| Work to do |
Produce an exact copy of all the records.

╭──

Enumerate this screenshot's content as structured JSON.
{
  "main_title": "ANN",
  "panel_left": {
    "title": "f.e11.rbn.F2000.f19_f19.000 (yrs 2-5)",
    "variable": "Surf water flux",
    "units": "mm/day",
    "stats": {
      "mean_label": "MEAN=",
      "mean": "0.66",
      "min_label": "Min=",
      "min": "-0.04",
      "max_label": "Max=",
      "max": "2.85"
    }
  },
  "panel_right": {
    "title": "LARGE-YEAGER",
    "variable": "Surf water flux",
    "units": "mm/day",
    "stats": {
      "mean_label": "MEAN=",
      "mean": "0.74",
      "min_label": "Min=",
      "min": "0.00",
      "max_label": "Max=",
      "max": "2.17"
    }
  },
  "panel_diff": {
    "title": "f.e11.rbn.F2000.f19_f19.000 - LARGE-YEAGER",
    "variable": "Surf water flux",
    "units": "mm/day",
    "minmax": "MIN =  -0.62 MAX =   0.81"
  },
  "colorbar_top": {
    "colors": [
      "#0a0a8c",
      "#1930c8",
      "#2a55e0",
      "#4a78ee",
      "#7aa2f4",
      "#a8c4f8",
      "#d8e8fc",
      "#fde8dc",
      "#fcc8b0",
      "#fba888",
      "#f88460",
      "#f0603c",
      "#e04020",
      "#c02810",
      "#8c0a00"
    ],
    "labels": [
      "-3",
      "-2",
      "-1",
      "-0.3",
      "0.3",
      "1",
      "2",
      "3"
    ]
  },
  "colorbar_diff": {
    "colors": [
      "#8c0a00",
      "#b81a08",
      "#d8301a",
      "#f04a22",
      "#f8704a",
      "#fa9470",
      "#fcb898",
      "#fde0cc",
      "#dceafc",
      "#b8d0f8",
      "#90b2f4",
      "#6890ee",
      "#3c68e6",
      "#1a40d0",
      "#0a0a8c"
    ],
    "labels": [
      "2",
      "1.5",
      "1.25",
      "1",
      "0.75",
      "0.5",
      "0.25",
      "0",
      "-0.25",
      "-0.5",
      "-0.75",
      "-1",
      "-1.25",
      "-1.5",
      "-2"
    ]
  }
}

╰──

| Response below |
Enumerate this screenshot's content as structured JSON.
{
  "main_title": "ANN",
  "panel_left": {
    "title": "f.e11.rbn.F2000.f19_f19.000 (yrs 2-5)",
    "variable": "Surf water flux",
    "units": "mm/day",
    "stats": {
      "mean_label": "MEAN=",
      "mean": "0.66",
      "min_label": "Min=",
      "min": "-0.04",
      "max_label": "Max=",
      "max": "2.85"
    }
  },
  "panel_right": {
    "title": "LARGE-YEAGER",
    "variable": "Surf water flux",
    "units": "mm/day",
    "stats": {
      "mean_label": "MEAN=",
      "mean": "0.74",
      "min_label": "Min=",
      "min": "0.00",
      "max_label": "Max=",
      "max": "2.17"
    }
  },
  "panel_diff": {
    "title": "f.e11.rbn.F2000.f19_f19.000 - LARGE-YEAGER",
    "variable": "Surf water flux",
    "units": "mm/day",
    "minmax": "MIN =  -0.62 MAX =   0.81"
  },
  "colorbar_top": {
    "colors": [
      "#0a0a8c",
      "#1930c8",
      "#2a55e0",
      "#4a78ee",
      "#7aa2f4",
      "#a8c4f8",
      "#d8e8fc",
      "#fde8dc",
      "#fcc8b0",
      "#fba888",
      "#f88460",
      "#f0603c",
      "#e04020",
      "#c02810",
      "#8c0a00"
    ],
    "labels": [
      "-3",
      "-2",
      "-1",
      "-0.3",
      "0.3",
      "1",
      "2",
      "3"
    ]
  },
  "colorbar_diff": {
    "colors": [
      "#8c0a00",
      "#b81a08",
      "#d8301a",
      "#f04a22",
      "#f8704a",
      "#fa9470",
      "#fcb898",
      "#fde0cc",
      "#dceafc",
      "#b8d0f8",
      "#90b2f4",
      "#6890ee",
      "#3c68e6",
      "#1a40d0",
      "#0a0a8c"
    ],
    "labels": [
      "2",
      "1.5",
      "1.25",
      "1",
      "0.75",
      "0.5",
      "0.25",
      "0",
      "-0.25",
      "-0.5",
      "-0.75",
      "-1",
      "-1.25",
      "-1.5",
      "-2"
    ]
  }
}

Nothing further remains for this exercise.